------ Exercise material ------

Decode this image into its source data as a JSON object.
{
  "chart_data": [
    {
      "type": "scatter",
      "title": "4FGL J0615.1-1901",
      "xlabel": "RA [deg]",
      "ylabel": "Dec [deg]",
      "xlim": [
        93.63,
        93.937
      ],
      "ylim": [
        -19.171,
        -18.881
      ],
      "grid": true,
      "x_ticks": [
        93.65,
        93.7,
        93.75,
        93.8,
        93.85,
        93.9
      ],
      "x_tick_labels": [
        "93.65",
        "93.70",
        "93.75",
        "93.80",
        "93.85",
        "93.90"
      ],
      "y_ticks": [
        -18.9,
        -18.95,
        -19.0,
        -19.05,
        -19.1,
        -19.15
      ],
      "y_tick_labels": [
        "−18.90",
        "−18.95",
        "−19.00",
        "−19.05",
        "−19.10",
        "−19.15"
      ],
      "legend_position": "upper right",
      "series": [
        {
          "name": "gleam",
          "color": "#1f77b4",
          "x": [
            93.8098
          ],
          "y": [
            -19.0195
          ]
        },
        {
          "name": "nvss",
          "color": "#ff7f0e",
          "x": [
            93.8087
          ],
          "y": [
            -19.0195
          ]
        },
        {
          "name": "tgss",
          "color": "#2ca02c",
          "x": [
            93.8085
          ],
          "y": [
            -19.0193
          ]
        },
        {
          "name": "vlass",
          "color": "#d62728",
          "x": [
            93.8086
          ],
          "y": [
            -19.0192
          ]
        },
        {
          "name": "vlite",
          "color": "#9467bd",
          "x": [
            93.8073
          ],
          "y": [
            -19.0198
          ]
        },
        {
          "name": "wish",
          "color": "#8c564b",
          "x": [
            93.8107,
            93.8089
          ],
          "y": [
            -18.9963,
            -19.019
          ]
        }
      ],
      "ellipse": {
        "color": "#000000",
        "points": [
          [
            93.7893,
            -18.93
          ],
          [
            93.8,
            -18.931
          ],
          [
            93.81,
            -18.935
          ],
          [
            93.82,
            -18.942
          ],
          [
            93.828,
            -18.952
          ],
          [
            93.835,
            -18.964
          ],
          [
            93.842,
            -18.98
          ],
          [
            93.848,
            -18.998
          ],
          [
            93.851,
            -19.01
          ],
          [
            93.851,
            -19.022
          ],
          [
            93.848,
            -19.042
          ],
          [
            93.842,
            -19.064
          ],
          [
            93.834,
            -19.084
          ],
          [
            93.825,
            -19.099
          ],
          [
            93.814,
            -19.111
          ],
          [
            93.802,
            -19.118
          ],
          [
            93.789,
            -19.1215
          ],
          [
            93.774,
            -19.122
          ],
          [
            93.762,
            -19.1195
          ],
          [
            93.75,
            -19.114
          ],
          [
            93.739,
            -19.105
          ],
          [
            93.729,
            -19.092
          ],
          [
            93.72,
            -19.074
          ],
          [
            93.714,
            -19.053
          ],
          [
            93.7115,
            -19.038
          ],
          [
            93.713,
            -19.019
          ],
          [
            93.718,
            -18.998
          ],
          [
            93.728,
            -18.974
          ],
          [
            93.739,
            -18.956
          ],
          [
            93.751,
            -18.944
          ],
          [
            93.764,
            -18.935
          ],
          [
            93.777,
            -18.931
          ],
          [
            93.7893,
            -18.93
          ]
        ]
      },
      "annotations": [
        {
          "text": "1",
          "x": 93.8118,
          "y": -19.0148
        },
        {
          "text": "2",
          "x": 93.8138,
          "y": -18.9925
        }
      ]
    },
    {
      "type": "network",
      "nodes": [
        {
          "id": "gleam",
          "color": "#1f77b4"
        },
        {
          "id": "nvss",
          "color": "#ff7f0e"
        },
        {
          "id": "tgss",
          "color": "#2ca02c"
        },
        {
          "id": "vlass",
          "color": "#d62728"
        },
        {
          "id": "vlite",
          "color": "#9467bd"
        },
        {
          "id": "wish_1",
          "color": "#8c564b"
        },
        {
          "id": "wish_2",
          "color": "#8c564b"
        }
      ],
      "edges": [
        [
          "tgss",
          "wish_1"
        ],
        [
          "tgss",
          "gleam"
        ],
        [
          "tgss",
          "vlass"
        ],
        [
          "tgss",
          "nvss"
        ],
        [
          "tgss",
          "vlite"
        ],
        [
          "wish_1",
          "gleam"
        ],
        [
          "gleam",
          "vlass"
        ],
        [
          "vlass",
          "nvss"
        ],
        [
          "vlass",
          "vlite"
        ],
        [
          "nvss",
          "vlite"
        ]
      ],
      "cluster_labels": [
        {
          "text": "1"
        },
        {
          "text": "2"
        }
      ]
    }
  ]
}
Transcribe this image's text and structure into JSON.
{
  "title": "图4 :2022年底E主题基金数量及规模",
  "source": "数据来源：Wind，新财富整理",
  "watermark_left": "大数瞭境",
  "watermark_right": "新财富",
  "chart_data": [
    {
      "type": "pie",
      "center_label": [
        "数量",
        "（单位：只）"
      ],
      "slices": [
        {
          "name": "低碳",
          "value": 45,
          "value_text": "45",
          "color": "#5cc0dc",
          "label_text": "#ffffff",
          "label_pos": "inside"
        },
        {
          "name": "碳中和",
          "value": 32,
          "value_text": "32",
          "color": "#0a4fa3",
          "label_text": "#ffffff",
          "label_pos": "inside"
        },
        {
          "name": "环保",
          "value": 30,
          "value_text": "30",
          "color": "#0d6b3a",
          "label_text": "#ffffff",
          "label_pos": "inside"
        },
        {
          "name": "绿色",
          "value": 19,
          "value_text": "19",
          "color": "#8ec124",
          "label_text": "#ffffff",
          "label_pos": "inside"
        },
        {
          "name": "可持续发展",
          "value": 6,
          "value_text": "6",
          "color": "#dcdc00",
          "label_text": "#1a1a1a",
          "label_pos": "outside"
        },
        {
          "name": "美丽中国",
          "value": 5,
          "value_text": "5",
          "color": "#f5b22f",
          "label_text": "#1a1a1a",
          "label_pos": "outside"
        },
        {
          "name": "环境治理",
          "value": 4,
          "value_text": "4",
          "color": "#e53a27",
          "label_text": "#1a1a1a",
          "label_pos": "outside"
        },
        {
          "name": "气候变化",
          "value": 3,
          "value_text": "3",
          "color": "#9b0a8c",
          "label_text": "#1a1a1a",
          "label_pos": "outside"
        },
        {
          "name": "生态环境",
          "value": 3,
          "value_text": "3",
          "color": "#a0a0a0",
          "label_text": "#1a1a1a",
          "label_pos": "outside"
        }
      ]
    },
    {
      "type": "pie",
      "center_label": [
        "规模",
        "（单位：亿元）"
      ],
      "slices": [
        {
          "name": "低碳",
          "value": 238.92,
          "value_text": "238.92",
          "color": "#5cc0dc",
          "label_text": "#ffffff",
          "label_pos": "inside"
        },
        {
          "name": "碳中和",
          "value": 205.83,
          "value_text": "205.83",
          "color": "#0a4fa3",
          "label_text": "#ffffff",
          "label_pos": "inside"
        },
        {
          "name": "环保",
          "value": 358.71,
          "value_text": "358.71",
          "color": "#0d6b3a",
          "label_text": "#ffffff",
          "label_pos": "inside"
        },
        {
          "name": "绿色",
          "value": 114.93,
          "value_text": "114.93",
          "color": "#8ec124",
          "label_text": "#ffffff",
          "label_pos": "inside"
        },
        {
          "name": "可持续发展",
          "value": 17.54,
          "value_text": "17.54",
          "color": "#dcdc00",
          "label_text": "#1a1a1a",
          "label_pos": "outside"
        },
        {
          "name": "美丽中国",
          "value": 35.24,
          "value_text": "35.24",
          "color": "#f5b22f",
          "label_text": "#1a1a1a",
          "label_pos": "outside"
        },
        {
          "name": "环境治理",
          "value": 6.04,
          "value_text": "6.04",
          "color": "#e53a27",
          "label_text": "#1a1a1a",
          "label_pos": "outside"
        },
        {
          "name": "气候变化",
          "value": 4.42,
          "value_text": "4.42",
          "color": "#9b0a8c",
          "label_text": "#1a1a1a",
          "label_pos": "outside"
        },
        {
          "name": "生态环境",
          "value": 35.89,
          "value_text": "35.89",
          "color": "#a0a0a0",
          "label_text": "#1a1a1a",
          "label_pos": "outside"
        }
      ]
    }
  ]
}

------

__Your task__: From the listing above, pick out every line containing "into".

__Written reply__:
Decode this image into its source data as a JSON object.
Transcribe this image's text and structure into JSON.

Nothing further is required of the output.